_Material for this exercise_
━━━━━━━━━━━━━━━━━━━━━━━━━━━━━━

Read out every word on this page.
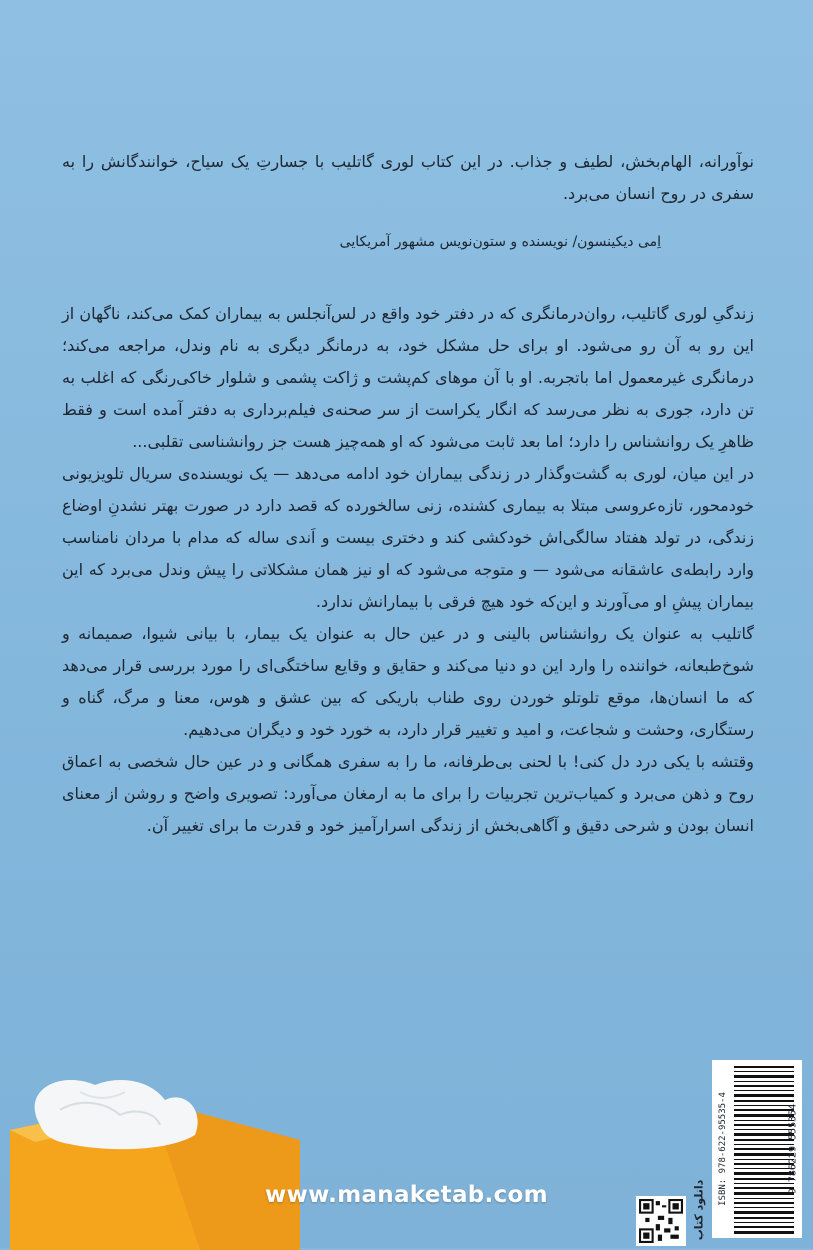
نوآورانه، الهام‌بخش، لطیف و جذاب. در این کتاب لوری گاتلیب با جسارتِ یک سیاح، خوانندگانش را به سفری در روح انسان می‌برد.

اِمی دیکینسون/ نویسنده و ستون‌نویس مشهور آمریکایی

زندگیِ لوری گاتلیب، روان‌درمانگری که در دفتر خود واقع در لس‌آنجلس به بیماران کمک می‌کند، ناگهان از این رو به آن رو می‌شود. او برای حل مشکل خود، به درمانگر دیگری به نام وندل، مراجعه می‌کند؛ درمانگری غیرمعمول اما باتجربه. او با آن موهای کم‌پشت و ژاکت پشمی و شلوار خاکی‌رنگی که اغلب به تن دارد، جوری به نظر می‌رسد که انگار یکراست از سر صحنه‌ی فیلم‌برداری به دفتر آمده است و فقط ظاهرِ یک روانشناس را دارد؛ اما بعد ثابت می‌شود که او همه‌چیز هست جز روانشناسی تقلبی...

در این میان، لوری به گشت‌وگذار در زندگی بیماران خود ادامه می‌دهد — یک نویسنده‌ی سریال تلویزیونی خودمحور، تازه‌عروسی مبتلا به بیماری کشنده، زنی سالخورده که قصد دارد در صورت بهتر نشدنِ اوضاع زندگی، در تولد هفتاد سالگی‌اش خودکشی کند و دختری بیست و اَندی ساله که مدام با مردان نامناسب وارد رابطه‌ی عاشقانه می‌شود — و متوجه می‌شود که او نیز همان مشکلاتی را پیش وندل می‌برد که این بیماران پیشِ او می‌آورند و این‌که خود هیچ فرقی با بیمارانش ندارد.

گاتلیب به عنوان یک روانشناس بالینی و در عین حال به عنوان یک بیمار، با بیانی شیوا، صمیمانه و شوخ‌طبعانه، خواننده را وارد این دو دنیا می‌کند و حقایق و وقایع ساختگی‌ای را مورد بررسی قرار می‌دهد که ما انسان‌ها، موقع تلوتلو خوردن روی طناب باریکی که بین عشق و هوس، معنا و مرگ، گناه و رستگاری، وحشت و شجاعت، و امید و تغییر قرار دارد، به خورد خود و دیگران می‌دهیم.

وقتشه با یکی درد دل کنی! با لحنی بی‌طرفانه، ما را به سفری همگانی و در عین حال شخصی به اعماق روح و ذهن می‌برد و کمیاب‌ترین تجربیات را برای ما به ارمغان می‌آورد: تصویری واضح و روشن از معنای انسان بودن و شرحی دقیق و آگاهی‌بخش از زندگی اسرارآمیز خود و قدرت ما برای تغییر آن.

www.manaketab.com	دانلود کتاب
ISBN: 978-622-95535-4	9 786229 555354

━━━━━━━━━━━━━━━━━━━━━━━━━━━━━━

_Required task_
Copy out every line of the listing that contains the string "کتاب".

_Solution for this task_
نوآورانه، الهام‌بخش، لطیف و جذاب. در این کتاب لوری گاتلیب با جسارتِ یک سیاح، خوانندگانش را به سفری در روح انسان می‌برد.
www.manaketab.com	دانلود کتاب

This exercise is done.